■ Exercise description ■
Copy all lines holding the word "name" from the entries.

Stored data entries:
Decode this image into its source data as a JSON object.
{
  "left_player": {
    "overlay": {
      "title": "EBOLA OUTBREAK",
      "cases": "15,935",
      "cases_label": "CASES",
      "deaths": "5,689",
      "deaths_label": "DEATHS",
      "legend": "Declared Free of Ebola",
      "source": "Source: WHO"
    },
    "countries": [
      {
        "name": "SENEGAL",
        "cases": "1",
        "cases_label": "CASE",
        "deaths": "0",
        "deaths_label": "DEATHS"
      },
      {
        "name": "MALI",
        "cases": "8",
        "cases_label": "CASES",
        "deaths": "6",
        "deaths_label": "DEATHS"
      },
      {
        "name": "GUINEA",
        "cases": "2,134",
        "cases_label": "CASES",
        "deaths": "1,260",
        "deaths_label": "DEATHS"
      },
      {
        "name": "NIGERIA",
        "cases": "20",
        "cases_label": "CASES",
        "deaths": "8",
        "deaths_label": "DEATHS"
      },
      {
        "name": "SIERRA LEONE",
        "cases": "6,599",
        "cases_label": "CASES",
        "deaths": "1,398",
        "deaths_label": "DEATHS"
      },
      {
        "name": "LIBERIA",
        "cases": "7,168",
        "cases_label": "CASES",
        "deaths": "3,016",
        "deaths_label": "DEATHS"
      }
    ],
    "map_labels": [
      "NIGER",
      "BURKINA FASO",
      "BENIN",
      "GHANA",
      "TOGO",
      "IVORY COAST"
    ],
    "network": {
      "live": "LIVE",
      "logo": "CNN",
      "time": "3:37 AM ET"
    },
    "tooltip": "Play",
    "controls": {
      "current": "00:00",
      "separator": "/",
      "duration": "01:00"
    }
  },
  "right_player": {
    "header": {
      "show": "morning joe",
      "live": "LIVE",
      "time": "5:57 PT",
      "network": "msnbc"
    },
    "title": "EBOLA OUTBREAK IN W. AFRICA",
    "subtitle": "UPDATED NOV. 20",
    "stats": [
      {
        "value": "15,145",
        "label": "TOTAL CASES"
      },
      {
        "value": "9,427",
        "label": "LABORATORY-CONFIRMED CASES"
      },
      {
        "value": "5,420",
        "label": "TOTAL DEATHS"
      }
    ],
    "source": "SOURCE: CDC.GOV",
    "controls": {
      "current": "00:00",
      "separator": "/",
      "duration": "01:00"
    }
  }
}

■ Reply ■
        "name": "SENEGAL",
        "name": "MALI",
        "name": "GUINEA",
        "name": "NIGERIA",
        "name": "SIERRA LEONE",
        "name": "LIBERIA",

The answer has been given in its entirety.